WRITTEN EXERCISE:
Reproduce each line of the records below verbatim.

DATASET CONTENT:
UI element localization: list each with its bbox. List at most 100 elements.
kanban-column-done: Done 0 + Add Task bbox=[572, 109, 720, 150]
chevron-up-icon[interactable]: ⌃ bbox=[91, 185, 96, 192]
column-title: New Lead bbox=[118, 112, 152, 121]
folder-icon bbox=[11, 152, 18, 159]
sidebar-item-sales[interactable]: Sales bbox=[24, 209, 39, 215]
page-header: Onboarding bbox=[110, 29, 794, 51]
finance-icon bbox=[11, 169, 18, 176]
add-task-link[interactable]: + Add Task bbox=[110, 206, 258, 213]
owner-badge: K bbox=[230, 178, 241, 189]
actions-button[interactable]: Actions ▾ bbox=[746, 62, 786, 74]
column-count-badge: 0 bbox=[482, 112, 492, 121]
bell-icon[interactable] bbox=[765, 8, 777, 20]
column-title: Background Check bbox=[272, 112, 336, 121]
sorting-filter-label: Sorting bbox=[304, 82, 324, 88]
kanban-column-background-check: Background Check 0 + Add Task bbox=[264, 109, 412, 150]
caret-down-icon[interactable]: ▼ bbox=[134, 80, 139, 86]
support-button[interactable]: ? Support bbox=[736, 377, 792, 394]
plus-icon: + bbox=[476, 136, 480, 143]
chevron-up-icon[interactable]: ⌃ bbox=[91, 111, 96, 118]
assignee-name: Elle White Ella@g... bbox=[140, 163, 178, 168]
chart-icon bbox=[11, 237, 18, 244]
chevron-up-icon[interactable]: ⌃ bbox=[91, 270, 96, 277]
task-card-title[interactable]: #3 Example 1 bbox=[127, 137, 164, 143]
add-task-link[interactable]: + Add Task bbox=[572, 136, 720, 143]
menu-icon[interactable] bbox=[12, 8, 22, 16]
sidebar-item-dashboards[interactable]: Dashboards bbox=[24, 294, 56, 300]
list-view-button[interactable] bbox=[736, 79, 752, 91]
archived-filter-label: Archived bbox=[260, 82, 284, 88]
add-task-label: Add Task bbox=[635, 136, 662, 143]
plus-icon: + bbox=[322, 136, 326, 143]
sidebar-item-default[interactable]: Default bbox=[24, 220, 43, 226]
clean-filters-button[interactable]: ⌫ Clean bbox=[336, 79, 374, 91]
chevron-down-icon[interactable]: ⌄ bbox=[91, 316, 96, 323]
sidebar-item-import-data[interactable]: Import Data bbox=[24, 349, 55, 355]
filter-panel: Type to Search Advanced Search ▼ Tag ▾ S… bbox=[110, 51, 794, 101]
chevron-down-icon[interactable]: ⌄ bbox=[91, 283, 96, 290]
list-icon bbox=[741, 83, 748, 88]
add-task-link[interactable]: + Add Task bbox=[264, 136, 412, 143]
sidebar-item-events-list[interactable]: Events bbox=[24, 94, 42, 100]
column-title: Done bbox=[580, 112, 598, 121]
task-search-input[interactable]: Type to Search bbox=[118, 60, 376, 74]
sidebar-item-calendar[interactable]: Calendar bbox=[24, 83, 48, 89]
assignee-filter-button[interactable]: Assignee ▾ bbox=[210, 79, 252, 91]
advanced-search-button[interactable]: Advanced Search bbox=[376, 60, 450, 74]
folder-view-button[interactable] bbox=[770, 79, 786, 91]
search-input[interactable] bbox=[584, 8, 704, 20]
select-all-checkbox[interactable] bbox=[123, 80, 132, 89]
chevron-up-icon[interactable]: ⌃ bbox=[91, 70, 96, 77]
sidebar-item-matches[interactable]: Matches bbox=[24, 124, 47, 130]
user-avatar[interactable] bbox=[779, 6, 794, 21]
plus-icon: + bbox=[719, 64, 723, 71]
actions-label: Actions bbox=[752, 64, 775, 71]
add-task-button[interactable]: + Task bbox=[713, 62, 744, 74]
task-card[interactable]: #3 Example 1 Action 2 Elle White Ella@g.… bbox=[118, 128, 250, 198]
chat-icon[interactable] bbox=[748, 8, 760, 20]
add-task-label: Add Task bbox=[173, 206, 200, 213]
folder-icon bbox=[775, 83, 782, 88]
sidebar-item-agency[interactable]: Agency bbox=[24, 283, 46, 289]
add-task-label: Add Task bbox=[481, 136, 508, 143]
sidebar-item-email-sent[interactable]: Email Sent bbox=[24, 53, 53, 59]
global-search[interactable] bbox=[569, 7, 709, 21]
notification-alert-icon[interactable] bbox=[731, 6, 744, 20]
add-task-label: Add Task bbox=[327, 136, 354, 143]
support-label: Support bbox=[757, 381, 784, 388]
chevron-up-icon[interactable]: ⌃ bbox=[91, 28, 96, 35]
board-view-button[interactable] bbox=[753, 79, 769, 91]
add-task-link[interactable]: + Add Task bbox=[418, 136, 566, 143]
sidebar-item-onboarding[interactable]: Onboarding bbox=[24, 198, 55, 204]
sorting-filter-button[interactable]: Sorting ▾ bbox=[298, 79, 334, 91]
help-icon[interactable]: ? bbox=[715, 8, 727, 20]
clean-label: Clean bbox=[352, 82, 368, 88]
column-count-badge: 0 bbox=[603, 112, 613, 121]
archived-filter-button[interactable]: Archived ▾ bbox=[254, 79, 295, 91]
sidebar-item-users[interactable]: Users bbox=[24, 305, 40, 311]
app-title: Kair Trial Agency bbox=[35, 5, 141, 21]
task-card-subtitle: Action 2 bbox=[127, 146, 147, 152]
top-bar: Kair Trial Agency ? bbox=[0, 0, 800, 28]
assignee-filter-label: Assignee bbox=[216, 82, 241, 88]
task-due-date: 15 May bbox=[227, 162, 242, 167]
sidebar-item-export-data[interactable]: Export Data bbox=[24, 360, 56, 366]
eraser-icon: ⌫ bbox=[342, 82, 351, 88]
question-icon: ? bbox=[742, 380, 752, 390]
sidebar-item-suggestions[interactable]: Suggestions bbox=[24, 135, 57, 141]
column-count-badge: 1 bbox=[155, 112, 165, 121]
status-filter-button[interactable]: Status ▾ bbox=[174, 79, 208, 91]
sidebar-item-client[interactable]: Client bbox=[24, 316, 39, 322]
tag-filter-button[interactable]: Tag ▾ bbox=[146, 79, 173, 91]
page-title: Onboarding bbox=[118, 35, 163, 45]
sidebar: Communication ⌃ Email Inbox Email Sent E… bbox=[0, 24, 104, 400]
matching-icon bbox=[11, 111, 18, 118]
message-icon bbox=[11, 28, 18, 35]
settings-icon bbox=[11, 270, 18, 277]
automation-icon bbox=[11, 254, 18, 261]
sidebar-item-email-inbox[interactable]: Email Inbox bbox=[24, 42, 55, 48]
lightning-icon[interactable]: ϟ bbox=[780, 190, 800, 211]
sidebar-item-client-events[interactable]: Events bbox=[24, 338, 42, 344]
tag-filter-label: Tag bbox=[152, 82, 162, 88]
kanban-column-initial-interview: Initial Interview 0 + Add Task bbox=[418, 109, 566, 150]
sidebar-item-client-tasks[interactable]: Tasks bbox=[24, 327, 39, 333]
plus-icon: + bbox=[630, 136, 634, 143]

WRITTEN SOLUTION:
UI element localization: list each with its bbox. List at most 100 elements.
kanban-column-done: Done 0 + Add Task bbox=[572, 109, 720, 150]
chevron-up-icon[interactable]: ⌃ bbox=[91, 185, 96, 192]
column-title: New Lead bbox=[118, 112, 152, 121]
folder-icon bbox=[11, 152, 18, 159]
sidebar-item-sales[interactable]: Sales bbox=[24, 209, 39, 215]
page-header: Onboarding bbox=[110, 29, 794, 51]
finance-icon bbox=[11, 169, 18, 176]
add-task-link[interactable]: + Add Task bbox=[110, 206, 258, 213]
owner-badge: K bbox=[230, 178, 241, 189]
actions-button[interactable]: Actions ▾ bbox=[746, 62, 786, 74]
column-count-badge: 0 bbox=[482, 112, 492, 121]
bell-icon[interactable] bbox=[765, 8, 777, 20]
column-title: Background Check bbox=[272, 112, 336, 121]
sorting-filter-label: Sorting bbox=[304, 82, 324, 88]
kanban-column-background-check: Background Check 0 + Add Task bbox=[264, 109, 412, 150]
caret-down-icon[interactable]: ▼ bbox=[134, 80, 139, 86]
support-button[interactable]: ? Support bbox=[736, 377, 792, 394]
plus-icon: + bbox=[476, 136, 480, 143]
chevron-up-icon[interactable]: ⌃ bbox=[91, 111, 96, 118]
assignee-name: Elle White Ella@g... bbox=[140, 163, 178, 168]
chart-icon bbox=[11, 237, 18, 244]
chevron-up-icon[interactable]: ⌃ bbox=[91, 270, 96, 277]
task-card-title[interactable]: #3 Example 1 bbox=[127, 137, 164, 143]
add-task-link[interactable]: + Add Task bbox=[572, 136, 720, 143]
menu-icon[interactable] bbox=[12, 8, 22, 16]
sidebar-item-dashboards[interactable]: Dashboards bbox=[24, 294, 56, 300]
list-view-button[interactable] bbox=[736, 79, 752, 91]
archived-filter-label: Archived bbox=[260, 82, 284, 88]
add-task-label: Add Task bbox=[635, 136, 662, 143]
plus-icon: + bbox=[322, 136, 326, 143]
sidebar-item-default[interactable]: Default bbox=[24, 220, 43, 226]
clean-filters-button[interactable]: ⌫ Clean bbox=[336, 79, 374, 91]
chevron-down-icon[interactable]: ⌄ bbox=[91, 316, 96, 323]
sidebar-item-import-data[interactable]: Import Data bbox=[24, 349, 55, 355]
filter-panel: Type to Search Advanced Search ▼ Tag ▾ S… bbox=[110, 51, 794, 101]
chevron-down-icon[interactable]: ⌄ bbox=[91, 283, 96, 290]
list-icon bbox=[741, 83, 748, 88]
add-task-link[interactable]: + Add Task bbox=[264, 136, 412, 143]
sidebar-item-events-list[interactable]: Events bbox=[24, 94, 42, 100]
column-title: Done bbox=[580, 112, 598, 121]
task-search-input[interactable]: Type to Search bbox=[118, 60, 376, 74]
sidebar-item-calendar[interactable]: Calendar bbox=[24, 83, 48, 89]
assignee-filter-button[interactable]: Assignee ▾ bbox=[210, 79, 252, 91]
advanced-search-button[interactable]: Advanced Search bbox=[376, 60, 450, 74]
folder-view-button[interactable] bbox=[770, 79, 786, 91]
search-input[interactable] bbox=[584, 8, 704, 20]
select-all-checkbox[interactable] bbox=[123, 80, 132, 89]
chevron-up-icon[interactable]: ⌃ bbox=[91, 70, 96, 77]
sidebar-item-matches[interactable]: Matches bbox=[24, 124, 47, 130]
user-avatar[interactable] bbox=[779, 6, 794, 21]
plus-icon: + bbox=[719, 64, 723, 71]
actions-label: Actions bbox=[752, 64, 775, 71]
add-task-button[interactable]: + Task bbox=[713, 62, 744, 74]
task-card[interactable]: #3 Example 1 Action 2 Elle White Ella@g.… bbox=[118, 128, 250, 198]
chat-icon[interactable] bbox=[748, 8, 760, 20]
add-task-label: Add Task bbox=[173, 206, 200, 213]
folder-icon bbox=[775, 83, 782, 88]
sidebar-item-agency[interactable]: Agency bbox=[24, 283, 46, 289]
add-task-label: Add Task bbox=[481, 136, 508, 143]
sidebar-item-email-sent[interactable]: Email Sent bbox=[24, 53, 53, 59]
global-search[interactable] bbox=[569, 7, 709, 21]
notification-alert-icon[interactable] bbox=[731, 6, 744, 20]
add-task-label: Add Task bbox=[327, 136, 354, 143]
support-label: Support bbox=[757, 381, 784, 388]
chevron-up-icon[interactable]: ⌃ bbox=[91, 28, 96, 35]
board-view-button[interactable] bbox=[753, 79, 769, 91]
add-task-link[interactable]: + Add Task bbox=[418, 136, 566, 143]
sidebar-item-onboarding[interactable]: Onboarding bbox=[24, 198, 55, 204]
sorting-filter-button[interactable]: Sorting ▾ bbox=[298, 79, 334, 91]
help-icon[interactable]: ? bbox=[715, 8, 727, 20]
clean-label: Clean bbox=[352, 82, 368, 88]
column-count-badge: 0 bbox=[603, 112, 613, 121]
archived-filter-button[interactable]: Archived ▾ bbox=[254, 79, 295, 91]
sidebar-item-users[interactable]: Users bbox=[24, 305, 40, 311]
app-title: Kair Trial Agency bbox=[35, 5, 141, 21]
task-card-subtitle: Action 2 bbox=[127, 146, 147, 152]
top-bar: Kair Trial Agency ? bbox=[0, 0, 800, 28]
assignee-filter-label: Assignee bbox=[216, 82, 241, 88]
task-due-date: 15 May bbox=[227, 162, 242, 167]
sidebar-item-export-data[interactable]: Export Data bbox=[24, 360, 56, 366]
eraser-icon: ⌫ bbox=[342, 82, 351, 88]
question-icon: ? bbox=[742, 380, 752, 390]
sidebar-item-suggestions[interactable]: Suggestions bbox=[24, 135, 57, 141]
column-count-badge: 1 bbox=[155, 112, 165, 121]
status-filter-button[interactable]: Status ▾ bbox=[174, 79, 208, 91]
sidebar-item-client[interactable]: Client bbox=[24, 316, 39, 322]
tag-filter-button[interactable]: Tag ▾ bbox=[146, 79, 173, 91]
page-title: Onboarding bbox=[118, 35, 163, 45]
sidebar: Communication ⌃ Email Inbox Email Sent E… bbox=[0, 24, 104, 400]
matching-icon bbox=[11, 111, 18, 118]
message-icon bbox=[11, 28, 18, 35]
settings-icon bbox=[11, 270, 18, 277]
automation-icon bbox=[11, 254, 18, 261]
sidebar-item-email-inbox[interactable]: Email Inbox bbox=[24, 42, 55, 48]
lightning-icon[interactable]: ϟ bbox=[780, 190, 800, 211]
sidebar-item-client-events[interactable]: Events bbox=[24, 338, 42, 344]
tag-filter-label: Tag bbox=[152, 82, 162, 88]
kanban-column-initial-interview: Initial Interview 0 + Add Task bbox=[418, 109, 566, 150]
sidebar-item-client-tasks[interactable]: Tasks bbox=[24, 327, 39, 333]
plus-icon: + bbox=[630, 136, 634, 143]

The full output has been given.